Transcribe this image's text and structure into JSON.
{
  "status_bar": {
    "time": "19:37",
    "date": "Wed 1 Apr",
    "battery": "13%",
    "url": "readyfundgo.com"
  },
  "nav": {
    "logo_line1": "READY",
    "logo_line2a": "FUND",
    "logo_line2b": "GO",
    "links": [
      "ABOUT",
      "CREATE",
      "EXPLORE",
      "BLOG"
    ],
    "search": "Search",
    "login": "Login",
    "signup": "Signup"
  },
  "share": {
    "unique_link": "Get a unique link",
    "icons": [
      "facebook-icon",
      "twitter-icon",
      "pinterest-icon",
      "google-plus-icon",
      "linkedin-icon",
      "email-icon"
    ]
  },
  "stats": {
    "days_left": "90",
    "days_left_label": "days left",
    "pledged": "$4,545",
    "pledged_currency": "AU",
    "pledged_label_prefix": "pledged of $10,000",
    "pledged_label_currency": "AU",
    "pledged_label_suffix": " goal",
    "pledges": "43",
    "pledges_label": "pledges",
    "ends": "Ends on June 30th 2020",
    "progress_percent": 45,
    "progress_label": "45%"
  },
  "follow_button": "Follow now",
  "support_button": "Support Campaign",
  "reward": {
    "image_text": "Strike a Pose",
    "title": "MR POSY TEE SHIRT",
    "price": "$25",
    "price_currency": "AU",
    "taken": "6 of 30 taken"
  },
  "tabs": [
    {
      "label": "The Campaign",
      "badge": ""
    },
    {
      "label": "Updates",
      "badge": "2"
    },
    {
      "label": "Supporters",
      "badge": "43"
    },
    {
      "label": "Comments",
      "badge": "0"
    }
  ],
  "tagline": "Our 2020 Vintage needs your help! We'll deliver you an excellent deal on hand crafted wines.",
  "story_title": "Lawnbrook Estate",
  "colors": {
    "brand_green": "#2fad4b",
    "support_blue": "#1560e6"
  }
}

---*---

*Job*.
Repeat the entries above exactly, leaving nothing out.

*Response*.
Transcribe this image's text and structure into JSON.
{
  "status_bar": {
    "time": "19:37",
    "date": "Wed 1 Apr",
    "battery": "13%",
    "url": "readyfundgo.com"
  },
  "nav": {
    "logo_line1": "READY",
    "logo_line2a": "FUND",
    "logo_line2b": "GO",
    "links": [
      "ABOUT",
      "CREATE",
      "EXPLORE",
      "BLOG"
    ],
    "search": "Search",
    "login": "Login",
    "signup": "Signup"
  },
  "share": {
    "unique_link": "Get a unique link",
    "icons": [
      "facebook-icon",
      "twitter-icon",
      "pinterest-icon",
      "google-plus-icon",
      "linkedin-icon",
      "email-icon"
    ]
  },
  "stats": {
    "days_left": "90",
    "days_left_label": "days left",
    "pledged": "$4,545",
    "pledged_currency": "AU",
    "pledged_label_prefix": "pledged of $10,000",
    "pledged_label_currency": "AU",
    "pledged_label_suffix": " goal",
    "pledges": "43",
    "pledges_label": "pledges",
    "ends": "Ends on June 30th 2020",
    "progress_percent": 45,
    "progress_label": "45%"
  },
  "follow_button": "Follow now",
  "support_button": "Support Campaign",
  "reward": {
    "image_text": "Strike a Pose",
    "title": "MR POSY TEE SHIRT",
    "price": "$25",
    "price_currency": "AU",
    "taken": "6 of 30 taken"
  },
  "tabs": [
    {
      "label": "The Campaign",
      "badge": ""
    },
    {
      "label": "Updates",
      "badge": "2"
    },
    {
      "label": "Supporters",
      "badge": "43"
    },
    {
      "label": "Comments",
      "badge": "0"
    }
  ],
  "tagline": "Our 2020 Vintage needs your help! We'll deliver you an excellent deal on hand crafted wines.",
  "story_title": "Lawnbrook Estate",
  "colors": {
    "brand_green": "#2fad4b",
    "support_blue": "#1560e6"
  }
}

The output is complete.